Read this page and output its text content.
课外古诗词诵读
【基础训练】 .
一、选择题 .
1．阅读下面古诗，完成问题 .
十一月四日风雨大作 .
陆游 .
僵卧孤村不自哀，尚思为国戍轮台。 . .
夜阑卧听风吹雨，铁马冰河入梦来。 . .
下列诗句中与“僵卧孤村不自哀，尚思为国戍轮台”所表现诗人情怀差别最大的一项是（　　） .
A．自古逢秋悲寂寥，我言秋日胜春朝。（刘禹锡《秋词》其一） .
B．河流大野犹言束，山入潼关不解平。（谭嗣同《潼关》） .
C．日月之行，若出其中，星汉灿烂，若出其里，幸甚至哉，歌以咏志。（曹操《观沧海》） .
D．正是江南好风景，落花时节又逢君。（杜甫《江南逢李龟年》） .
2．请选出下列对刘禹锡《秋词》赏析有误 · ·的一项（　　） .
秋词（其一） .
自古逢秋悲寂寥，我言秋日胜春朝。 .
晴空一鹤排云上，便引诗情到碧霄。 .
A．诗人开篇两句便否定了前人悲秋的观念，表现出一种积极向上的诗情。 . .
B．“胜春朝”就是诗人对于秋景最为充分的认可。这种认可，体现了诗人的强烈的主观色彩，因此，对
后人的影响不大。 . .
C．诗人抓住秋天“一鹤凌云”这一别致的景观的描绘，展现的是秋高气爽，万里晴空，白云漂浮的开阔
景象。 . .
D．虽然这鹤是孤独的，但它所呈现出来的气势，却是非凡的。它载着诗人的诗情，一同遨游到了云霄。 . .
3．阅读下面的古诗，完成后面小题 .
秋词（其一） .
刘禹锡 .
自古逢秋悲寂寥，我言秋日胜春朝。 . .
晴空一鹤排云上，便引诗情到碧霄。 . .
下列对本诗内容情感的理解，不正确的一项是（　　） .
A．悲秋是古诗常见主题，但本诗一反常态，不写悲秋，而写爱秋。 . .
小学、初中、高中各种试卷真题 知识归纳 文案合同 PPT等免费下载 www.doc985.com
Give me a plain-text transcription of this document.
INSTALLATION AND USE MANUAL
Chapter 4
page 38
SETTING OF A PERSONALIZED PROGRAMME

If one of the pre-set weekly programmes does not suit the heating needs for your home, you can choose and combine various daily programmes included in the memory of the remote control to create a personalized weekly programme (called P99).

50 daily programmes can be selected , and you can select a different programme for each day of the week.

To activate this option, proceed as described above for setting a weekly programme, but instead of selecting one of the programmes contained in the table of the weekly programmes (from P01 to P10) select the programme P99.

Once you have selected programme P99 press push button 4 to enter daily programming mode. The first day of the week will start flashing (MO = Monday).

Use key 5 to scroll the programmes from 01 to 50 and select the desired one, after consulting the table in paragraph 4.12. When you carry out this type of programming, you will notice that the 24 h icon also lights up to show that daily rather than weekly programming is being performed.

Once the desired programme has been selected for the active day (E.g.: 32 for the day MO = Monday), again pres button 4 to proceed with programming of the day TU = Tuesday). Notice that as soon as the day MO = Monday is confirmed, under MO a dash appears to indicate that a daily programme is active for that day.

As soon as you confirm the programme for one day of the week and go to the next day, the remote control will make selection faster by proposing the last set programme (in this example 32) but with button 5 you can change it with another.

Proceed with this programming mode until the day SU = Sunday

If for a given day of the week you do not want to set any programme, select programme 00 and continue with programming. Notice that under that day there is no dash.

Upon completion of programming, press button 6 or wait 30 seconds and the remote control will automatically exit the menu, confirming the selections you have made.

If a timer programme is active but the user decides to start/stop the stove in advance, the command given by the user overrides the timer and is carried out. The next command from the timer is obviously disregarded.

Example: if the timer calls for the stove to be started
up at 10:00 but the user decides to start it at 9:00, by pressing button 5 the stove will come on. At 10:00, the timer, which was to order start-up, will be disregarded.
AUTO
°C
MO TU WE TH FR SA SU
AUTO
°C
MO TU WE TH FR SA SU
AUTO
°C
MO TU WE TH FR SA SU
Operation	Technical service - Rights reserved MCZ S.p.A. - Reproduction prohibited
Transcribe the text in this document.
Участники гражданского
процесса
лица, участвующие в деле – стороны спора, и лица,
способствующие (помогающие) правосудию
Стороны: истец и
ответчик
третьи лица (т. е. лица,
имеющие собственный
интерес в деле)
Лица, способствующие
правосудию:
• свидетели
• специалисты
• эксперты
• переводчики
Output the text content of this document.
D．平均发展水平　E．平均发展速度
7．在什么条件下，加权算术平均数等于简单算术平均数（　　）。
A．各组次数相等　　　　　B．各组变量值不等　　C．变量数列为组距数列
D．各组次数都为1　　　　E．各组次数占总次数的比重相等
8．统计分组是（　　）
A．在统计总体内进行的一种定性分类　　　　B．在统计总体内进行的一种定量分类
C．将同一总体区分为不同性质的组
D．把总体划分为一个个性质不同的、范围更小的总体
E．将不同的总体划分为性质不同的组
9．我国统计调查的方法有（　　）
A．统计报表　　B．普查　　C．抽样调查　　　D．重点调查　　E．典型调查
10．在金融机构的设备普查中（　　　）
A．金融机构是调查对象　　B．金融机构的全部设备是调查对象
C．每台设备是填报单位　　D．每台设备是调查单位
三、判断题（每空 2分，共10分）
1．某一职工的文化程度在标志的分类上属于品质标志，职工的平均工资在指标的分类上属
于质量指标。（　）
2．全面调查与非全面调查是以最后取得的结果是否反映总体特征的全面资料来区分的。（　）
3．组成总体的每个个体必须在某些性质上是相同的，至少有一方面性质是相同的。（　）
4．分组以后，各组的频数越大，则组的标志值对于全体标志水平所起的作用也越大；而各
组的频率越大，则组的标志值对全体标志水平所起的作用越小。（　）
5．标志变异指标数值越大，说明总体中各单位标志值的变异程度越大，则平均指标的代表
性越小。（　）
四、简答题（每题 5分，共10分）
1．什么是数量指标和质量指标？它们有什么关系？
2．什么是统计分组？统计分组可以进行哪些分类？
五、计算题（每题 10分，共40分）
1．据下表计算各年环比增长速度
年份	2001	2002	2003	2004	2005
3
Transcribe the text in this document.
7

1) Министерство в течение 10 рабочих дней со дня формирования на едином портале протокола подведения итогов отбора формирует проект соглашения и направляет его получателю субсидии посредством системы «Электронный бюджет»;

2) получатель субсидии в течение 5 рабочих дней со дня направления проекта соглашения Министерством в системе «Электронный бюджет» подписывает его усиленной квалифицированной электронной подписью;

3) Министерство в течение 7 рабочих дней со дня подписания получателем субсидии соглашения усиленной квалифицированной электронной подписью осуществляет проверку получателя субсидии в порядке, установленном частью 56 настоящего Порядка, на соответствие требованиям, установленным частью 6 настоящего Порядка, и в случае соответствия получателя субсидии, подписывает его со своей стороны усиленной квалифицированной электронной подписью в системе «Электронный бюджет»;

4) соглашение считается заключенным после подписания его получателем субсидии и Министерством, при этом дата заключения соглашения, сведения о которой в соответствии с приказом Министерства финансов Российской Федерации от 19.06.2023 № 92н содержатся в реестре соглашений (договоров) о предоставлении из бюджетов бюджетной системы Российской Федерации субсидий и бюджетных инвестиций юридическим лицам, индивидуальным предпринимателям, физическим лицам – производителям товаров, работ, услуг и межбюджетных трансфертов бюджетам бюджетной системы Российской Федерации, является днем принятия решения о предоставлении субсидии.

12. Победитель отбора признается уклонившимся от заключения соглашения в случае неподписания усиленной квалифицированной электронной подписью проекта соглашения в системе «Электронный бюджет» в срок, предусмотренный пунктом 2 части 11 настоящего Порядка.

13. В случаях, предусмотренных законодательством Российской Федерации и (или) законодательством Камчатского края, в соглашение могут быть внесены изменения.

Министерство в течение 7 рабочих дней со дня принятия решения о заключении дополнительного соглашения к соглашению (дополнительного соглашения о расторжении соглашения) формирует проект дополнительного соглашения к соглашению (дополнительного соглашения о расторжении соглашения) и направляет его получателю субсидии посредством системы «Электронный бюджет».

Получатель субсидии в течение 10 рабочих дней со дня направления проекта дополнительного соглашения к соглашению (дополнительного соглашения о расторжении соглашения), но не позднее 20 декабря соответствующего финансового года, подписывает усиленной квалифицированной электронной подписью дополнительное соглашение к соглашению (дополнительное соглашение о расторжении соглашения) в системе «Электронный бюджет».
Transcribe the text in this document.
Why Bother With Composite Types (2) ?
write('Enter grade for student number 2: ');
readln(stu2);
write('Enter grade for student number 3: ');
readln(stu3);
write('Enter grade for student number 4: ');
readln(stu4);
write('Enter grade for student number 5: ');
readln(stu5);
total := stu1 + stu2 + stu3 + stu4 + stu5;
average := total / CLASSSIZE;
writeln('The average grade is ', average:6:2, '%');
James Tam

(Directions for this task): Search the listing for the string "have". Copy each line where it turns up.

(Task response):
Once you have selected programme P99 press push button 4 to enter daily programming mode. The first day of the week will start flashing (MO = Monday).
Upon completion of programming, press button 6 or wait 30 seconds and the remote control will automatically exit the menu, confirming the selections you have made.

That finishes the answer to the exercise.